## start

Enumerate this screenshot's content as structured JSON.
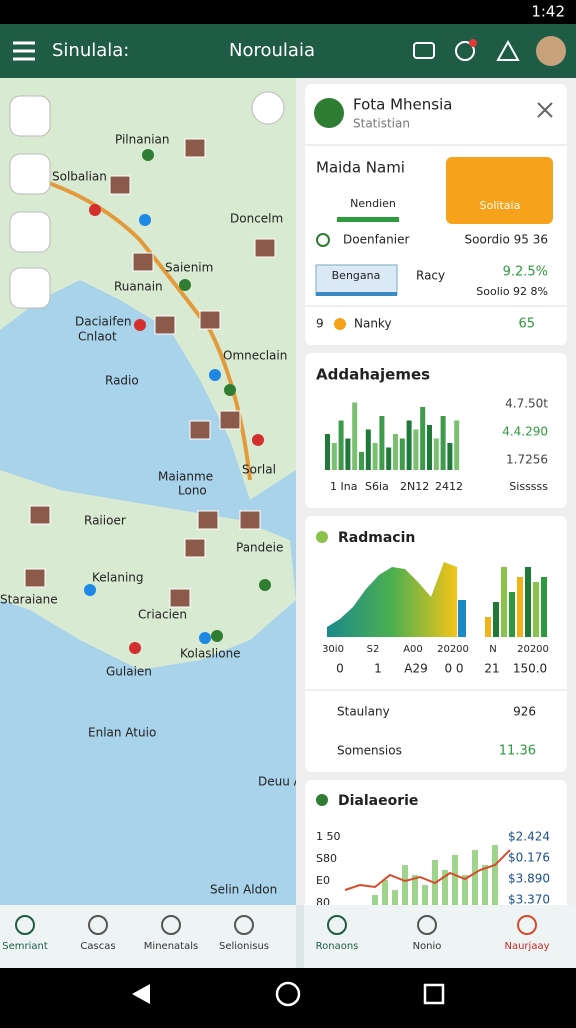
{
  "status_bar": {
    "time": "1:42"
  },
  "app_bar": {
    "left_title": "Sinulala:",
    "center_title": "Noroulaia"
  },
  "map": {
    "labels": [
      "Pilnanian",
      "Solbalian",
      "Doncelm",
      "Saienim",
      "Ruanain",
      "Daciaifen",
      "Cnlaot",
      "Omneclain",
      "Radio",
      "Maianme",
      "Lono",
      "Sorlal",
      "Raiioer",
      "Pandeie",
      "Kelaning",
      "Staraiane",
      "Criacien",
      "Kolaslione",
      "Gulaien",
      "Enlan Atuio",
      "Deuu Aaan",
      "Selin Aldon"
    ]
  },
  "summary_card": {
    "title": "Fota Mhensia",
    "subtitle": "Statistian",
    "heading": "Maida Nami",
    "button": "Solitaia",
    "tab": "Nendien",
    "row1_left": "Doenfanier",
    "row1_right": "Soordio 95 36",
    "row2_box": "Bengana",
    "row2_mid": "Racy",
    "row2_value": "9.2.5%",
    "row2_sub": "Soolio 92 8%",
    "row3_num": "9",
    "row3_label": "Nanky",
    "row3_value": "65"
  },
  "bars_card": {
    "title": "Addahajemes",
    "bars": [
      40,
      30,
      55,
      35,
      75,
      20,
      45,
      30,
      60,
      25,
      40,
      35,
      55,
      45,
      70,
      50,
      35,
      60,
      30,
      55
    ],
    "right_labels": [
      "4.7.50t",
      "4.4.290",
      "1.7256"
    ],
    "x_labels": [
      "1 Ina",
      "S6ia",
      "2N12",
      "2412"
    ],
    "legend": "Sisssss"
  },
  "radar_card": {
    "title": "Radmacin",
    "area": [
      10,
      18,
      30,
      48,
      62,
      70,
      68,
      55,
      40,
      75,
      70
    ],
    "bars": [
      20,
      35,
      70,
      45,
      60,
      70,
      55,
      60
    ],
    "row_a": [
      "30i0",
      "S2",
      "A00",
      "20200",
      "N",
      "20200"
    ],
    "row_b": [
      "0",
      "1",
      "A29",
      "0 0",
      "21",
      "150.0"
    ],
    "item1": "Staulany",
    "item1_value": "926",
    "item2": "Somensios",
    "item2_value": "11.36"
  },
  "line_card": {
    "title": "Dialaeorie",
    "y_labels": [
      "1 50",
      "S80",
      "E0",
      "80"
    ],
    "right_values": [
      "$2.424",
      "$0.176",
      "$3.890",
      "$3.370"
    ],
    "bars": [
      10,
      25,
      15,
      40,
      30,
      20,
      45,
      35,
      50,
      30,
      55,
      40,
      60
    ],
    "line": [
      5,
      10,
      8,
      20,
      14,
      18,
      12,
      22,
      16,
      25,
      30,
      45
    ]
  },
  "nav_left": [
    "Semriant",
    "Cascas",
    "Minenatals",
    "Selionisus"
  ],
  "nav_right": [
    "Ronaons",
    "Nonio",
    "Naurjaay"
  ]
}
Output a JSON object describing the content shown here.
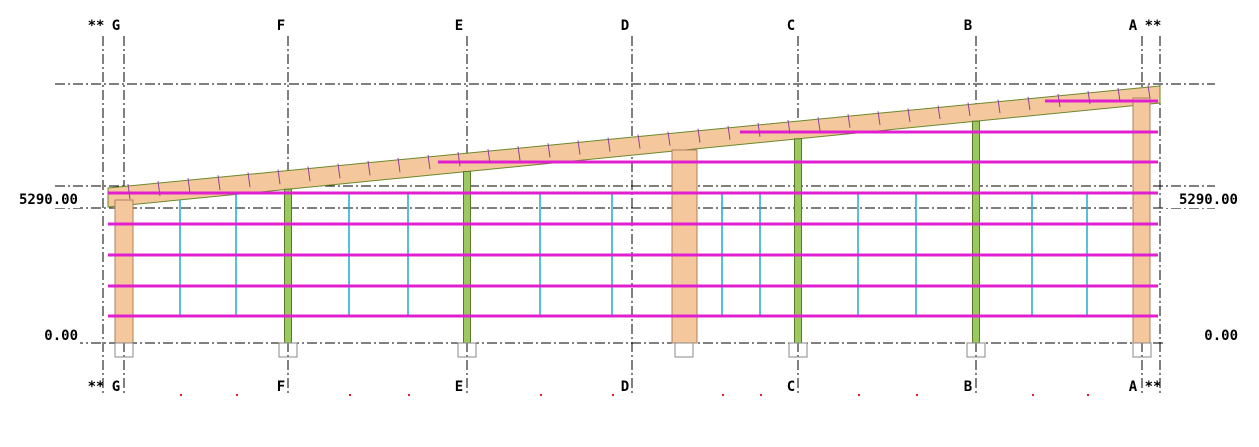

## end

■ **WHAT IS ASKED**
Your task is to reproduce all of the material exactly. The pictures stay out.

■ **RESPONSE FOR THIS EXERCISE**
Enumerate this screenshot's content as structured JSON.
{
  "status_bar": {
    "time": "1:42"
  },
  "app_bar": {
    "left_title": "Sinulala:",
    "center_title": "Noroulaia"
  },
  "map": {
    "labels": [
      "Pilnanian",
      "Solbalian",
      "Doncelm",
      "Saienim",
      "Ruanain",
      "Daciaifen",
      "Cnlaot",
      "Omneclain",
      "Radio",
      "Maianme",
      "Lono",
      "Sorlal",
      "Raiioer",
      "Pandeie",
      "Kelaning",
      "Staraiane",
      "Criacien",
      "Kolaslione",
      "Gulaien",
      "Enlan Atuio",
      "Deuu Aaan",
      "Selin Aldon"
    ]
  },
  "summary_card": {
    "title": "Fota Mhensia",
    "subtitle": "Statistian",
    "heading": "Maida Nami",
    "button": "Solitaia",
    "tab": "Nendien",
    "row1_left": "Doenfanier",
    "row1_right": "Soordio 95 36",
    "row2_box": "Bengana",
    "row2_mid": "Racy",
    "row2_value": "9.2.5%",
    "row2_sub": "Soolio 92 8%",
    "row3_num": "9",
    "row3_label": "Nanky",
    "row3_value": "65"
  },
  "bars_card": {
    "title": "Addahajemes",
    "bars": [
      40,
      30,
      55,
      35,
      75,
      20,
      45,
      30,
      60,
      25,
      40,
      35,
      55,
      45,
      70,
      50,
      35,
      60,
      30,
      55
    ],
    "right_labels": [
      "4.7.50t",
      "4.4.290",
      "1.7256"
    ],
    "x_labels": [
      "1 Ina",
      "S6ia",
      "2N12",
      "2412"
    ],
    "legend": "Sisssss"
  },
  "radar_card": {
    "title": "Radmacin",
    "area": [
      10,
      18,
      30,
      48,
      62,
      70,
      68,
      55,
      40,
      75,
      70
    ],
    "bars": [
      20,
      35,
      70,
      45,
      60,
      70,
      55,
      60
    ],
    "row_a": [
      "30i0",
      "S2",
      "A00",
      "20200",
      "N",
      "20200"
    ],
    "row_b": [
      "0",
      "1",
      "A29",
      "0 0",
      "21",
      "150.0"
    ],
    "item1": "Staulany",
    "item1_value": "926",
    "item2": "Somensios",
    "item2_value": "11.36"
  },
  "line_card": {
    "title": "Dialaeorie",
    "y_labels": [
      "1 50",
      "S80",
      "E0",
      "80"
    ],
    "right_values": [
      "$2.424",
      "$0.176",
      "$3.890",
      "$3.370"
    ],
    "bars": [
      10,
      25,
      15,
      40,
      30,
      20,
      45,
      35,
      50,
      30,
      55,
      40,
      60
    ],
    "line": [
      5,
      10,
      8,
      20,
      14,
      18,
      12,
      22,
      16,
      25,
      30,
      45
    ]
  },
  "nav_left": [
    "Semriant",
    "Cascas",
    "Minenatals",
    "Selionisus"
  ],
  "nav_right": [
    "Ronaons",
    "Nonio",
    "Naurjaay"
  ]
}
Output a JSON object describing the content shown here.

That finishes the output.